Stored data:
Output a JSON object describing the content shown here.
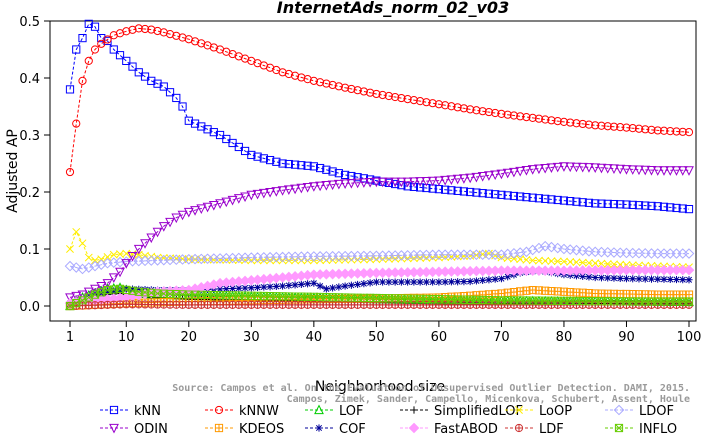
{
  "chart_data": {
    "type": "line",
    "title": "InternetAds_norm_02_v03",
    "xlabel": "Neighborhood size",
    "ylabel": "Adjusted AP",
    "xlim": [
      1,
      100
    ],
    "ylim": [
      -0.03,
      0.5
    ],
    "xticks": [
      1,
      10,
      20,
      30,
      40,
      50,
      60,
      70,
      80,
      90,
      100
    ],
    "yticks": [
      0.0,
      0.1,
      0.2,
      0.3,
      0.4,
      0.5
    ],
    "legend_position": "bottom",
    "watermark": [
      "Source: Campos et al. On the Evaluation of Unsupervised Outlier Detection. DAMI, 2015.",
      "Campos, Zimek, Sander, Campello, Micenkova, Schubert, Assent, Houle"
    ],
    "series": [
      {
        "name": "kNN",
        "color": "#0000ff",
        "marker": "square",
        "points": [
          [
            1,
            0.38
          ],
          [
            2,
            0.45
          ],
          [
            3,
            0.47
          ],
          [
            4,
            0.495
          ],
          [
            5,
            0.49
          ],
          [
            6,
            0.47
          ],
          [
            7,
            0.465
          ],
          [
            8,
            0.45
          ],
          [
            9,
            0.44
          ],
          [
            10,
            0.43
          ],
          [
            12,
            0.41
          ],
          [
            14,
            0.395
          ],
          [
            16,
            0.385
          ],
          [
            18,
            0.365
          ],
          [
            19,
            0.35
          ],
          [
            20,
            0.325
          ],
          [
            25,
            0.3
          ],
          [
            30,
            0.265
          ],
          [
            35,
            0.25
          ],
          [
            40,
            0.245
          ],
          [
            45,
            0.23
          ],
          [
            50,
            0.22
          ],
          [
            55,
            0.21
          ],
          [
            60,
            0.205
          ],
          [
            65,
            0.2
          ],
          [
            70,
            0.195
          ],
          [
            75,
            0.19
          ],
          [
            80,
            0.185
          ],
          [
            85,
            0.18
          ],
          [
            90,
            0.178
          ],
          [
            95,
            0.175
          ],
          [
            100,
            0.17
          ]
        ]
      },
      {
        "name": "kNNW",
        "color": "#ff0000",
        "marker": "circle",
        "points": [
          [
            1,
            0.235
          ],
          [
            2,
            0.32
          ],
          [
            3,
            0.395
          ],
          [
            4,
            0.43
          ],
          [
            5,
            0.45
          ],
          [
            6,
            0.46
          ],
          [
            8,
            0.475
          ],
          [
            10,
            0.482
          ],
          [
            12,
            0.487
          ],
          [
            14,
            0.485
          ],
          [
            16,
            0.48
          ],
          [
            20,
            0.468
          ],
          [
            25,
            0.45
          ],
          [
            30,
            0.43
          ],
          [
            35,
            0.41
          ],
          [
            40,
            0.395
          ],
          [
            45,
            0.383
          ],
          [
            50,
            0.372
          ],
          [
            55,
            0.363
          ],
          [
            60,
            0.354
          ],
          [
            65,
            0.345
          ],
          [
            70,
            0.337
          ],
          [
            75,
            0.33
          ],
          [
            80,
            0.323
          ],
          [
            85,
            0.317
          ],
          [
            90,
            0.313
          ],
          [
            95,
            0.308
          ],
          [
            100,
            0.305
          ]
        ]
      },
      {
        "name": "LOF",
        "color": "#00cc00",
        "marker": "triangle-up",
        "points": [
          [
            1,
            0.0
          ],
          [
            3,
            0.015
          ],
          [
            5,
            0.022
          ],
          [
            7,
            0.03
          ],
          [
            9,
            0.032
          ],
          [
            10,
            0.028
          ],
          [
            12,
            0.022
          ],
          [
            15,
            0.02
          ],
          [
            20,
            0.018
          ],
          [
            30,
            0.016
          ],
          [
            40,
            0.014
          ],
          [
            50,
            0.012
          ],
          [
            60,
            0.01
          ],
          [
            70,
            0.009
          ],
          [
            80,
            0.008
          ],
          [
            90,
            0.008
          ],
          [
            100,
            0.007
          ]
        ]
      },
      {
        "name": "SimplifiedLOF",
        "color": "#000000",
        "marker": "plus",
        "points": [
          [
            1,
            0.0
          ],
          [
            3,
            0.01
          ],
          [
            5,
            0.015
          ],
          [
            7,
            0.02
          ],
          [
            9,
            0.022
          ],
          [
            11,
            0.018
          ],
          [
            15,
            0.015
          ],
          [
            20,
            0.012
          ],
          [
            30,
            0.01
          ],
          [
            40,
            0.008
          ],
          [
            50,
            0.007
          ],
          [
            60,
            0.006
          ],
          [
            70,
            0.005
          ],
          [
            80,
            0.005
          ],
          [
            90,
            0.004
          ],
          [
            100,
            0.004
          ]
        ]
      },
      {
        "name": "LoOP",
        "color": "#ffee00",
        "marker": "x",
        "points": [
          [
            1,
            0.1
          ],
          [
            2,
            0.13
          ],
          [
            3,
            0.11
          ],
          [
            4,
            0.085
          ],
          [
            5,
            0.08
          ],
          [
            6,
            0.082
          ],
          [
            8,
            0.09
          ],
          [
            10,
            0.092
          ],
          [
            12,
            0.09
          ],
          [
            15,
            0.085
          ],
          [
            20,
            0.082
          ],
          [
            30,
            0.08
          ],
          [
            40,
            0.08
          ],
          [
            50,
            0.082
          ],
          [
            60,
            0.085
          ],
          [
            65,
            0.088
          ],
          [
            68,
            0.092
          ],
          [
            70,
            0.085
          ],
          [
            75,
            0.08
          ],
          [
            80,
            0.078
          ],
          [
            85,
            0.075
          ],
          [
            90,
            0.072
          ],
          [
            95,
            0.07
          ],
          [
            100,
            0.068
          ]
        ]
      },
      {
        "name": "LDOF",
        "color": "#aaaaff",
        "marker": "diamond",
        "points": [
          [
            1,
            0.07
          ],
          [
            3,
            0.065
          ],
          [
            5,
            0.07
          ],
          [
            7,
            0.075
          ],
          [
            10,
            0.078
          ],
          [
            15,
            0.08
          ],
          [
            20,
            0.082
          ],
          [
            30,
            0.085
          ],
          [
            40,
            0.087
          ],
          [
            50,
            0.088
          ],
          [
            60,
            0.09
          ],
          [
            70,
            0.09
          ],
          [
            74,
            0.095
          ],
          [
            77,
            0.105
          ],
          [
            80,
            0.1
          ],
          [
            85,
            0.095
          ],
          [
            90,
            0.093
          ],
          [
            95,
            0.092
          ],
          [
            100,
            0.092
          ]
        ]
      },
      {
        "name": "ODIN",
        "color": "#9900cc",
        "marker": "triangle-down",
        "points": [
          [
            1,
            0.015
          ],
          [
            3,
            0.02
          ],
          [
            5,
            0.03
          ],
          [
            7,
            0.04
          ],
          [
            9,
            0.06
          ],
          [
            10,
            0.075
          ],
          [
            12,
            0.1
          ],
          [
            14,
            0.12
          ],
          [
            16,
            0.14
          ],
          [
            18,
            0.155
          ],
          [
            20,
            0.165
          ],
          [
            25,
            0.18
          ],
          [
            30,
            0.195
          ],
          [
            35,
            0.203
          ],
          [
            40,
            0.21
          ],
          [
            45,
            0.215
          ],
          [
            50,
            0.218
          ],
          [
            55,
            0.218
          ],
          [
            60,
            0.22
          ],
          [
            65,
            0.225
          ],
          [
            70,
            0.232
          ],
          [
            75,
            0.24
          ],
          [
            80,
            0.245
          ],
          [
            85,
            0.243
          ],
          [
            90,
            0.24
          ],
          [
            95,
            0.238
          ],
          [
            100,
            0.238
          ]
        ]
      },
      {
        "name": "KDEOS",
        "color": "#ff9900",
        "marker": "square-cross",
        "points": [
          [
            1,
            0.0
          ],
          [
            10,
            0.005
          ],
          [
            20,
            0.008
          ],
          [
            30,
            0.01
          ],
          [
            40,
            0.012
          ],
          [
            50,
            0.013
          ],
          [
            60,
            0.015
          ],
          [
            65,
            0.018
          ],
          [
            70,
            0.022
          ],
          [
            75,
            0.028
          ],
          [
            80,
            0.025
          ],
          [
            85,
            0.022
          ],
          [
            90,
            0.021
          ],
          [
            95,
            0.02
          ],
          [
            100,
            0.02
          ]
        ]
      },
      {
        "name": "COF",
        "color": "#000099",
        "marker": "asterisk",
        "points": [
          [
            1,
            0.005
          ],
          [
            3,
            0.01
          ],
          [
            5,
            0.018
          ],
          [
            7,
            0.025
          ],
          [
            10,
            0.03
          ],
          [
            15,
            0.028
          ],
          [
            20,
            0.028
          ],
          [
            25,
            0.03
          ],
          [
            30,
            0.032
          ],
          [
            35,
            0.035
          ],
          [
            40,
            0.04
          ],
          [
            42,
            0.03
          ],
          [
            45,
            0.035
          ],
          [
            50,
            0.042
          ],
          [
            55,
            0.042
          ],
          [
            60,
            0.042
          ],
          [
            65,
            0.043
          ],
          [
            70,
            0.048
          ],
          [
            73,
            0.058
          ],
          [
            76,
            0.062
          ],
          [
            80,
            0.055
          ],
          [
            85,
            0.05
          ],
          [
            90,
            0.048
          ],
          [
            95,
            0.047
          ],
          [
            100,
            0.046
          ]
        ]
      },
      {
        "name": "FastABOD",
        "color": "#ff99ff",
        "marker": "diamond-filled",
        "points": [
          [
            1,
            0.005
          ],
          [
            5,
            0.01
          ],
          [
            10,
            0.015
          ],
          [
            15,
            0.025
          ],
          [
            20,
            0.028
          ],
          [
            25,
            0.04
          ],
          [
            30,
            0.045
          ],
          [
            35,
            0.05
          ],
          [
            40,
            0.055
          ],
          [
            50,
            0.058
          ],
          [
            60,
            0.06
          ],
          [
            70,
            0.062
          ],
          [
            80,
            0.062
          ],
          [
            90,
            0.063
          ],
          [
            100,
            0.063
          ]
        ]
      },
      {
        "name": "LDF",
        "color": "#cc3333",
        "marker": "circle-plus",
        "points": [
          [
            1,
            0.0
          ],
          [
            10,
            0.003
          ],
          [
            20,
            0.002
          ],
          [
            30,
            0.002
          ],
          [
            40,
            0.002
          ],
          [
            50,
            0.002
          ],
          [
            60,
            0.002
          ],
          [
            70,
            0.002
          ],
          [
            80,
            0.002
          ],
          [
            90,
            0.002
          ],
          [
            100,
            0.002
          ]
        ]
      },
      {
        "name": "INFLO",
        "color": "#66cc00",
        "marker": "square-x",
        "points": [
          [
            1,
            0.0
          ],
          [
            3,
            0.01
          ],
          [
            5,
            0.02
          ],
          [
            7,
            0.028
          ],
          [
            9,
            0.03
          ],
          [
            12,
            0.025
          ],
          [
            15,
            0.022
          ],
          [
            20,
            0.02
          ],
          [
            30,
            0.018
          ],
          [
            40,
            0.016
          ],
          [
            50,
            0.014
          ],
          [
            60,
            0.012
          ],
          [
            70,
            0.01
          ],
          [
            80,
            0.009
          ],
          [
            90,
            0.008
          ],
          [
            100,
            0.008
          ]
        ]
      }
    ]
  }
}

Goal: Read the entries and show each line that mentions "Campos".

Correct response:
      "Source: Campos et al. On the Evaluation of Unsupervised Outlier Detection. DAMI, 2015.",
      "Campos, Zimek, Sander, Campello, Micenkova, Schubert, Assent, Houle"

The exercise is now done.